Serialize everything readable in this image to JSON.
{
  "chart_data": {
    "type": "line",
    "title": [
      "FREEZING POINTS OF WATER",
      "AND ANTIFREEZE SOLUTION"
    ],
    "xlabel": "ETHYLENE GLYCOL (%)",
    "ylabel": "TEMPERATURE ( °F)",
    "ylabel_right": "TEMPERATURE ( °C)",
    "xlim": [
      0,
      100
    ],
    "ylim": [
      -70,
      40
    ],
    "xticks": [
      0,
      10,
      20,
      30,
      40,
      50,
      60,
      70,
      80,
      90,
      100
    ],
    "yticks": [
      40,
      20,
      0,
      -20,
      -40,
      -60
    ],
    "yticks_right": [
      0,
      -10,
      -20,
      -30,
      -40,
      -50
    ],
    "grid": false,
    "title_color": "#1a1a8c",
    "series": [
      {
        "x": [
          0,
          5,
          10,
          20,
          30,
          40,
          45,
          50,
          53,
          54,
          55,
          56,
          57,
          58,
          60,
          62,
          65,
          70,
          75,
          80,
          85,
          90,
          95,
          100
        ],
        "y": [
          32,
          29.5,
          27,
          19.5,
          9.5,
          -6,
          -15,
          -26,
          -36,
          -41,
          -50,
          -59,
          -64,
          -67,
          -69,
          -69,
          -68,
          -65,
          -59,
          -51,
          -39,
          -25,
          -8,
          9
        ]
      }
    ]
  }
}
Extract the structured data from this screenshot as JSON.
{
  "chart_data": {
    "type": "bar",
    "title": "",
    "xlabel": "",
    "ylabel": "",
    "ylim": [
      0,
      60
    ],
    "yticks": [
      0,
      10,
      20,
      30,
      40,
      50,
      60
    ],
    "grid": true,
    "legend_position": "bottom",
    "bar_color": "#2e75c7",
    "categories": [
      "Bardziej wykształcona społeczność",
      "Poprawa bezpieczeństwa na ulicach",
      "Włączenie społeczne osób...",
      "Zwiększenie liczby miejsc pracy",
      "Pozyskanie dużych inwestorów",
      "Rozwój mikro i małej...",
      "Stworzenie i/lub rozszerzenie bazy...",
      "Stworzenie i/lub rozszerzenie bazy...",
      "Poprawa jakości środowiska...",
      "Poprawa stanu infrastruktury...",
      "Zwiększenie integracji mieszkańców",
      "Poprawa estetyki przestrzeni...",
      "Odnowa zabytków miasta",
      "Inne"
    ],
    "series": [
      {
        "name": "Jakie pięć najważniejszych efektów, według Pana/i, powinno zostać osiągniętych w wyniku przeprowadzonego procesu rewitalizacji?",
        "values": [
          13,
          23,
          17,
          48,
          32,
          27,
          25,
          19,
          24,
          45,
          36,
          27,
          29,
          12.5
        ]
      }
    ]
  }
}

========================

Exercise goal =
Return every record above exactly as it appears.

Result =
Serialize everything readable in this image to JSON.
{
  "chart_data": {
    "type": "line",
    "title": [
      "FREEZING POINTS OF WATER",
      "AND ANTIFREEZE SOLUTION"
    ],
    "xlabel": "ETHYLENE GLYCOL (%)",
    "ylabel": "TEMPERATURE ( °F)",
    "ylabel_right": "TEMPERATURE ( °C)",
    "xlim": [
      0,
      100
    ],
    "ylim": [
      -70,
      40
    ],
    "xticks": [
      0,
      10,
      20,
      30,
      40,
      50,
      60,
      70,
      80,
      90,
      100
    ],
    "yticks": [
      40,
      20,
      0,
      -20,
      -40,
      -60
    ],
    "yticks_right": [
      0,
      -10,
      -20,
      -30,
      -40,
      -50
    ],
    "grid": false,
    "title_color": "#1a1a8c",
    "series": [
      {
        "x": [
          0,
          5,
          10,
          20,
          30,
          40,
          45,
          50,
          53,
          54,
          55,
          56,
          57,
          58,
          60,
          62,
          65,
          70,
          75,
          80,
          85,
          90,
          95,
          100
        ],
        "y": [
          32,
          29.5,
          27,
          19.5,
          9.5,
          -6,
          -15,
          -26,
          -36,
          -41,
          -50,
          -59,
          -64,
          -67,
          -69,
          -69,
          -68,
          -65,
          -59,
          -51,
          -39,
          -25,
          -8,
          9
        ]
      }
    ]
  }
}
Extract the structured data from this screenshot as JSON.
{
  "chart_data": {
    "type": "bar",
    "title": "",
    "xlabel": "",
    "ylabel": "",
    "ylim": [
      0,
      60
    ],
    "yticks": [
      0,
      10,
      20,
      30,
      40,
      50,
      60
    ],
    "grid": true,
    "legend_position": "bottom",
    "bar_color": "#2e75c7",
    "categories": [
      "Bardziej wykształcona społeczność",
      "Poprawa bezpieczeństwa na ulicach",
      "Włączenie społeczne osób...",
      "Zwiększenie liczby miejsc pracy",
      "Pozyskanie dużych inwestorów",
      "Rozwój mikro i małej...",
      "Stworzenie i/lub rozszerzenie bazy...",
      "Stworzenie i/lub rozszerzenie bazy...",
      "Poprawa jakości środowiska...",
      "Poprawa stanu infrastruktury...",
      "Zwiększenie integracji mieszkańców",
      "Poprawa estetyki przestrzeni...",
      "Odnowa zabytków miasta",
      "Inne"
    ],
    "series": [
      {
        "name": "Jakie pięć najważniejszych efektów, według Pana/i, powinno zostać osiągniętych w wyniku przeprowadzonego procesu rewitalizacji?",
        "values": [
          13,
          23,
          17,
          48,
          32,
          27,
          25,
          19,
          24,
          45,
          36,
          27,
          29,
          12.5
        ]
      }
    ]
  }
}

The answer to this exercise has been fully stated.